-- BEGIN --

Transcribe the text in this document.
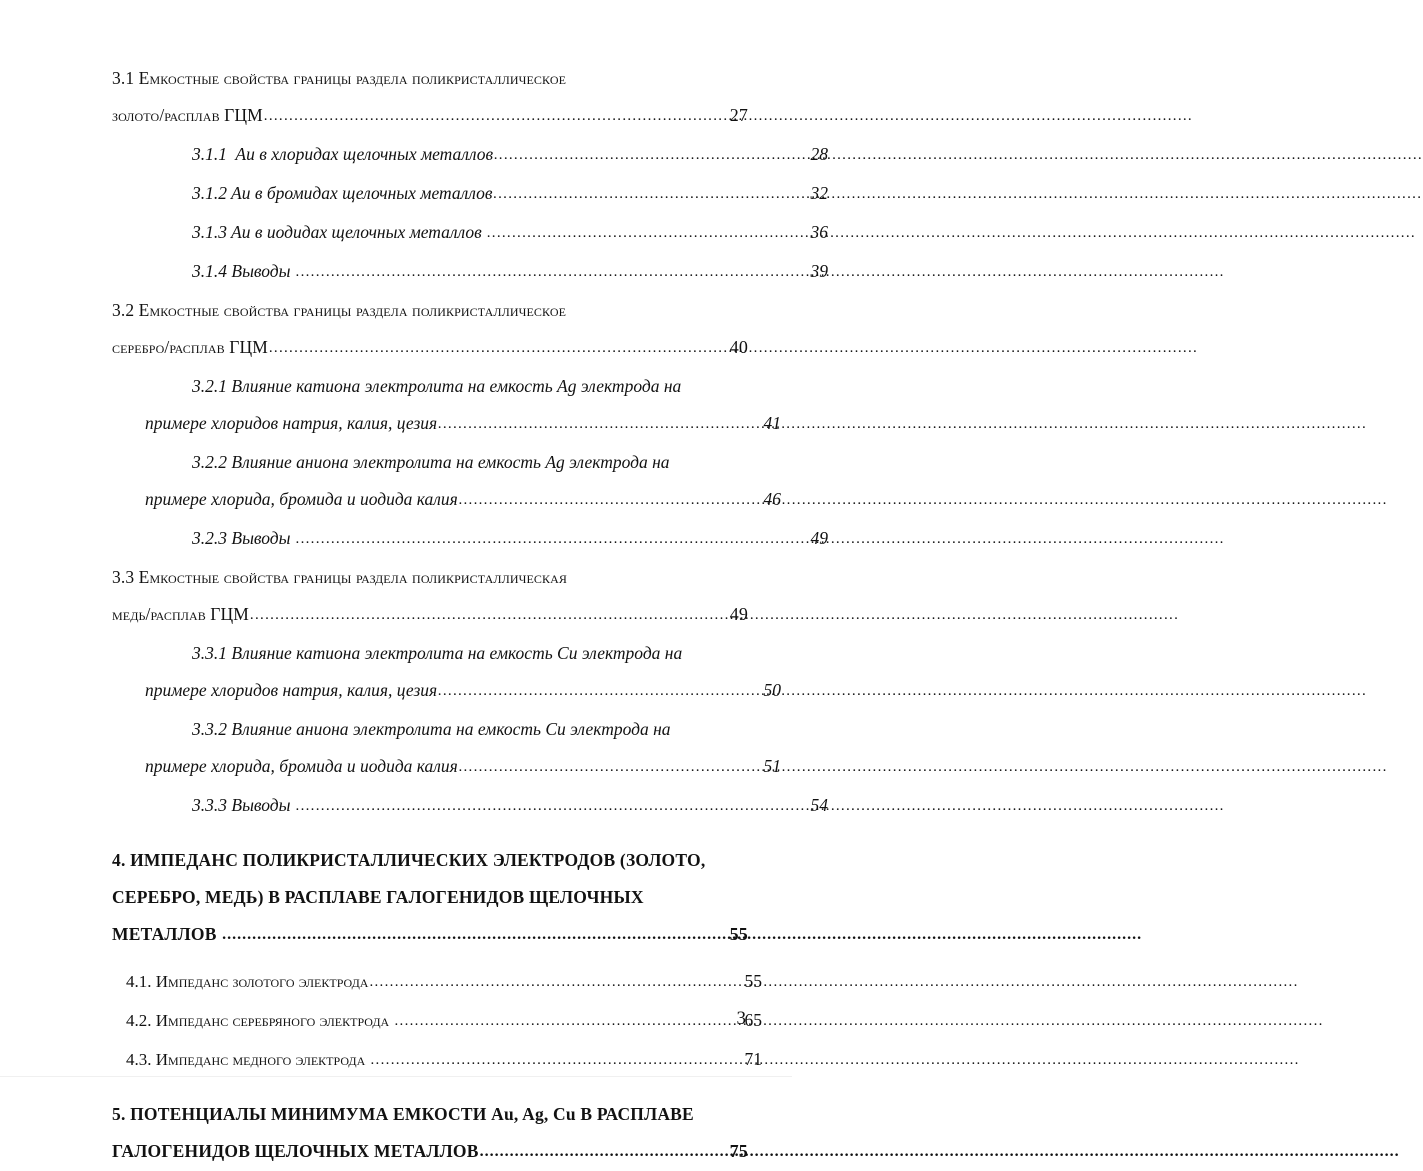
3.1 Емкостные свойства границы раздела поликристаллическое
золото/расплав ГЦМ .....	27
3.1.1  Au в хлоридах щелочных металлов .....	28
3.1.2 Au в бромидах щелочных металлов .....	32
3.1.3 Au в иодидах щелочных металлов .....	36
3.1.4 Выводы .....	39
3.2 Емкостные свойства границы раздела поликристаллическое
серебро/расплав ГЦМ .....	40
3.2.1 Влияние катиона электролита на емкость Ag электрода на
примере хлоридов натрия, калия, цезия .....	41
3.2.2 Влияние аниона электролита на емкость Ag электрода на
примере хлорида, бромида и иодида калия .....	46
3.2.3 Выводы .....	49
3.3 Емкостные свойства границы раздела поликристаллическая
медь/расплав ГЦМ .....	49
3.3.1 Влияние катиона электролита на емкость Cu электрода на
примере хлоридов натрия, калия, цезия .....	50
3.3.2 Влияние аниона электролита на емкость Cu электрода на
примере хлорида, бромида и иодида калия .....	51
3.3.3 Выводы .....	54
4. ИМПЕДАНС ПОЛИКРИСТАЛЛИЧЕСКИХ ЭЛЕКТРОДОВ (ЗОЛОТО,
СЕРЕБРО, МЕДЬ) В РАСПЛАВЕ ГАЛОГЕНИДОВ ЩЕЛОЧНЫХ
МЕТАЛЛОВ .....	55
4.1. Импеданс золотого электрода .....	55
4.2. Импеданс серебряного электрода .....	65
4.3. Импеданс медного электрода .....	71
5. ПОТЕНЦИАЛЫ МИНИМУМА ЕМКОСТИ Au, Ag, Cu В РАСПЛАВЕ
ГАЛОГЕНИДОВ ЩЕЛОЧНЫХ МЕТАЛЛОВ .....	75
3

-- END --

#### [TASK PROMPT]
Reproduce the entries above exactly. Do not include the images.

#### [WRITTEN REPLY]
Transcribe the text in this document.
3.1 Емкостные свойства границы раздела поликристаллическое
золото/расплав ГЦМ .....	27
3.1.1  Au в хлоридах щелочных металлов .....	28
3.1.2 Au в бромидах щелочных металлов .....	32
3.1.3 Au в иодидах щелочных металлов .....	36
3.1.4 Выводы .....	39
3.2 Емкостные свойства границы раздела поликристаллическое
серебро/расплав ГЦМ .....	40
3.2.1 Влияние катиона электролита на емкость Ag электрода на
примере хлоридов натрия, калия, цезия .....	41
3.2.2 Влияние аниона электролита на емкость Ag электрода на
примере хлорида, бромида и иодида калия .....	46
3.2.3 Выводы .....	49
3.3 Емкостные свойства границы раздела поликристаллическая
медь/расплав ГЦМ .....	49
3.3.1 Влияние катиона электролита на емкость Cu электрода на
примере хлоридов натрия, калия, цезия .....	50
3.3.2 Влияние аниона электролита на емкость Cu электрода на
примере хлорида, бромида и иодида калия .....	51
3.3.3 Выводы .....	54
4. ИМПЕДАНС ПОЛИКРИСТАЛЛИЧЕСКИХ ЭЛЕКТРОДОВ (ЗОЛОТО,
СЕРЕБРО, МЕДЬ) В РАСПЛАВЕ ГАЛОГЕНИДОВ ЩЕЛОЧНЫХ
МЕТАЛЛОВ .....	55
4.1. Импеданс золотого электрода .....	55
4.2. Импеданс серебряного электрода .....	65
4.3. Импеданс медного электрода .....	71
5. ПОТЕНЦИАЛЫ МИНИМУМА ЕМКОСТИ Au, Ag, Cu В РАСПЛАВЕ
ГАЛОГЕНИДОВ ЩЕЛОЧНЫХ МЕТАЛЛОВ .....	75
3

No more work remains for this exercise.